══ EXERCISE INPUT

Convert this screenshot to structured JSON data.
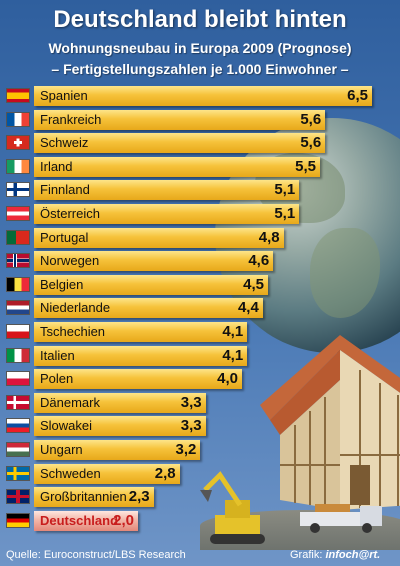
{
  "title": "Deutschland bleibt hinten",
  "subtitle_line1": "Wohnungsneubau in Europa 2009 (Prognose)",
  "subtitle_line2": "– Fertigstellungszahlen je 1.000 Einwohner –",
  "source": "Quelle: Euroconstruct/LBS Research",
  "credit_label": "Grafik:",
  "credit_brand": "infoch@rt.",
  "colors": {
    "bar": "#f6c23a",
    "bar_highlight": "#f2b6a8",
    "highlight_text": "#c81d1d",
    "background": "#3a67a8"
  },
  "chart_data": {
    "type": "bar",
    "orientation": "horizontal",
    "categories": [
      "Spanien",
      "Frankreich",
      "Schweiz",
      "Irland",
      "Finnland",
      "Österreich",
      "Portugal",
      "Norwegen",
      "Belgien",
      "Niederlande",
      "Tschechien",
      "Italien",
      "Polen",
      "Dänemark",
      "Slowakei",
      "Ungarn",
      "Schweden",
      "Großbritannien",
      "Deutschland"
    ],
    "values": [
      6.5,
      5.6,
      5.6,
      5.5,
      5.1,
      5.1,
      4.8,
      4.6,
      4.5,
      4.4,
      4.1,
      4.1,
      4.0,
      3.3,
      3.3,
      3.2,
      2.8,
      2.3,
      2.0
    ],
    "value_labels": [
      "6,5",
      "5,6",
      "5,6",
      "5,5",
      "5,1",
      "5,1",
      "4,8",
      "4,6",
      "4,5",
      "4,4",
      "4,1",
      "4,1",
      "4,0",
      "3,3",
      "3,3",
      "3,2",
      "2,8",
      "2,3",
      "2,0"
    ],
    "flags": [
      "flag-spain-icon",
      "flag-france-icon",
      "flag-switzerland-icon",
      "flag-ireland-icon",
      "flag-finland-icon",
      "flag-austria-icon",
      "flag-portugal-icon",
      "flag-norway-icon",
      "flag-belgium-icon",
      "flag-netherlands-icon",
      "flag-czech-icon",
      "flag-italy-icon",
      "flag-poland-icon",
      "flag-denmark-icon",
      "flag-slovakia-icon",
      "flag-hungary-icon",
      "flag-sweden-icon",
      "flag-uk-icon",
      "flag-germany-icon"
    ],
    "highlight": "Deutschland",
    "xlim": [
      0,
      6.5
    ]
  }
}
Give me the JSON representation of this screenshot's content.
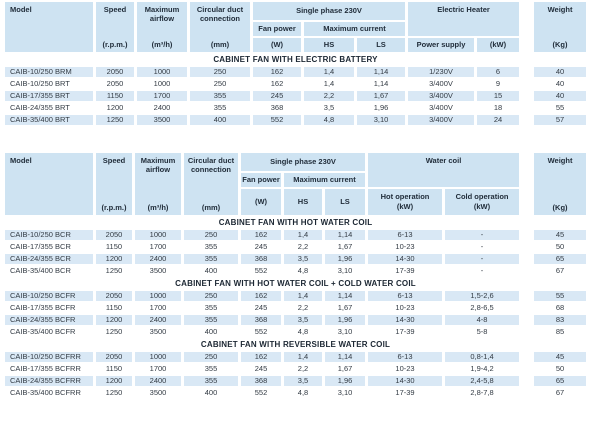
{
  "colors": {
    "header_bg": "#cee3f2",
    "row_blue": "#d9e8f5",
    "section_text": "#1c2733",
    "header_text": "#1f2b38"
  },
  "table1": {
    "header": {
      "model": "Model",
      "speed": "Speed",
      "speed_unit": "(r.p.m.)",
      "airflow": "Maximum airflow",
      "airflow_unit": "(m³/h)",
      "duct": "Circular duct connection",
      "duct_unit": "(mm)",
      "single_phase": "Single phase 230V",
      "fan_power": "Fan power",
      "fan_power_unit": "(W)",
      "max_current": "Maximum current",
      "hs": "HS",
      "ls": "LS",
      "group": "Electric Heater",
      "power_supply": "Power supply",
      "kw": "(kW)",
      "weight": "Weight",
      "weight_unit": "(Kg)"
    },
    "sections": [
      {
        "title": "CABINET FAN WITH ELECTRIC BATTERY",
        "rows": [
          [
            "CAIB-10/250 BRM",
            "2050",
            "1000",
            "250",
            "162",
            "1,4",
            "1,14",
            "1/230V",
            "6",
            "40"
          ],
          [
            "CAIB-10/250 BRT",
            "2050",
            "1000",
            "250",
            "162",
            "1,4",
            "1,14",
            "3/400V",
            "9",
            "40"
          ],
          [
            "CAIB-17/355 BRT",
            "1150",
            "1700",
            "355",
            "245",
            "2,2",
            "1,67",
            "3/400V",
            "15",
            "40"
          ],
          [
            "CAIB-24/355 BRT",
            "1200",
            "2400",
            "355",
            "368",
            "3,5",
            "1,96",
            "3/400V",
            "18",
            "55"
          ],
          [
            "CAIB-35/400 BRT",
            "1250",
            "3500",
            "400",
            "552",
            "4,8",
            "3,10",
            "3/400V",
            "24",
            "57"
          ]
        ]
      }
    ]
  },
  "table2": {
    "header": {
      "model": "Model",
      "speed": "Speed",
      "speed_unit": "(r.p.m.)",
      "airflow": "Maximum airflow",
      "airflow_unit": "(m³/h)",
      "duct": "Circular duct connection",
      "duct_unit": "(mm)",
      "single_phase": "Single phase 230V",
      "fan_power": "Fan power",
      "fan_power_unit": "(W)",
      "max_current": "Maximum current",
      "hs": "HS",
      "ls": "LS",
      "group": "Water coil",
      "hot": "Hot operation",
      "hot_unit": "(kW)",
      "cold": "Cold operation",
      "cold_unit": "(kW)",
      "weight": "Weight",
      "weight_unit": "(Kg)"
    },
    "sections": [
      {
        "title": "CABINET FAN WITH HOT WATER COIL",
        "rows": [
          [
            "CAIB-10/250 BCR",
            "2050",
            "1000",
            "250",
            "162",
            "1,4",
            "1,14",
            "6-13",
            "-",
            "45"
          ],
          [
            "CAIB-17/355 BCR",
            "1150",
            "1700",
            "355",
            "245",
            "2,2",
            "1,67",
            "10-23",
            "-",
            "50"
          ],
          [
            "CAIB-24/355 BCR",
            "1200",
            "2400",
            "355",
            "368",
            "3,5",
            "1,96",
            "14-30",
            "-",
            "65"
          ],
          [
            "CAIB-35/400 BCR",
            "1250",
            "3500",
            "400",
            "552",
            "4,8",
            "3,10",
            "17-39",
            "-",
            "67"
          ]
        ]
      },
      {
        "title": "CABINET FAN WITH HOT WATER COIL + COLD WATER COIL",
        "rows": [
          [
            "CAIB-10/250 BCFR",
            "2050",
            "1000",
            "250",
            "162",
            "1,4",
            "1,14",
            "6-13",
            "1,5-2,6",
            "55"
          ],
          [
            "CAIB-17/355 BCFR",
            "1150",
            "1700",
            "355",
            "245",
            "2,2",
            "1,67",
            "10-23",
            "2,8-6,5",
            "68"
          ],
          [
            "CAIB-24/355 BCFR",
            "1200",
            "2400",
            "355",
            "368",
            "3,5",
            "1,96",
            "14-30",
            "4-8",
            "83"
          ],
          [
            "CAIB-35/400 BCFR",
            "1250",
            "3500",
            "400",
            "552",
            "4,8",
            "3,10",
            "17-39",
            "5-8",
            "85"
          ]
        ]
      },
      {
        "title": "CABINET FAN WITH REVERSIBLE WATER COIL",
        "rows": [
          [
            "CAIB-10/250 BCFRR",
            "2050",
            "1000",
            "250",
            "162",
            "1,4",
            "1,14",
            "6-13",
            "0,8-1,4",
            "45"
          ],
          [
            "CAIB-17/355 BCFRR",
            "1150",
            "1700",
            "355",
            "245",
            "2,2",
            "1,67",
            "10-23",
            "1,9-4,2",
            "50"
          ],
          [
            "CAIB-24/355 BCFRR",
            "1200",
            "2400",
            "355",
            "368",
            "3,5",
            "1,96",
            "14-30",
            "2,4-5,8",
            "65"
          ],
          [
            "CAIB-35/400 BCFRR",
            "1250",
            "3500",
            "400",
            "552",
            "4,8",
            "3,10",
            "17-39",
            "2,8-7,8",
            "67"
          ]
        ]
      }
    ]
  }
}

════

*THE PROBLEM:*
Of the lines in the listing above, how many hold the string "this"? Reply with the number only.

*EXERCISE OUTPUT:*
2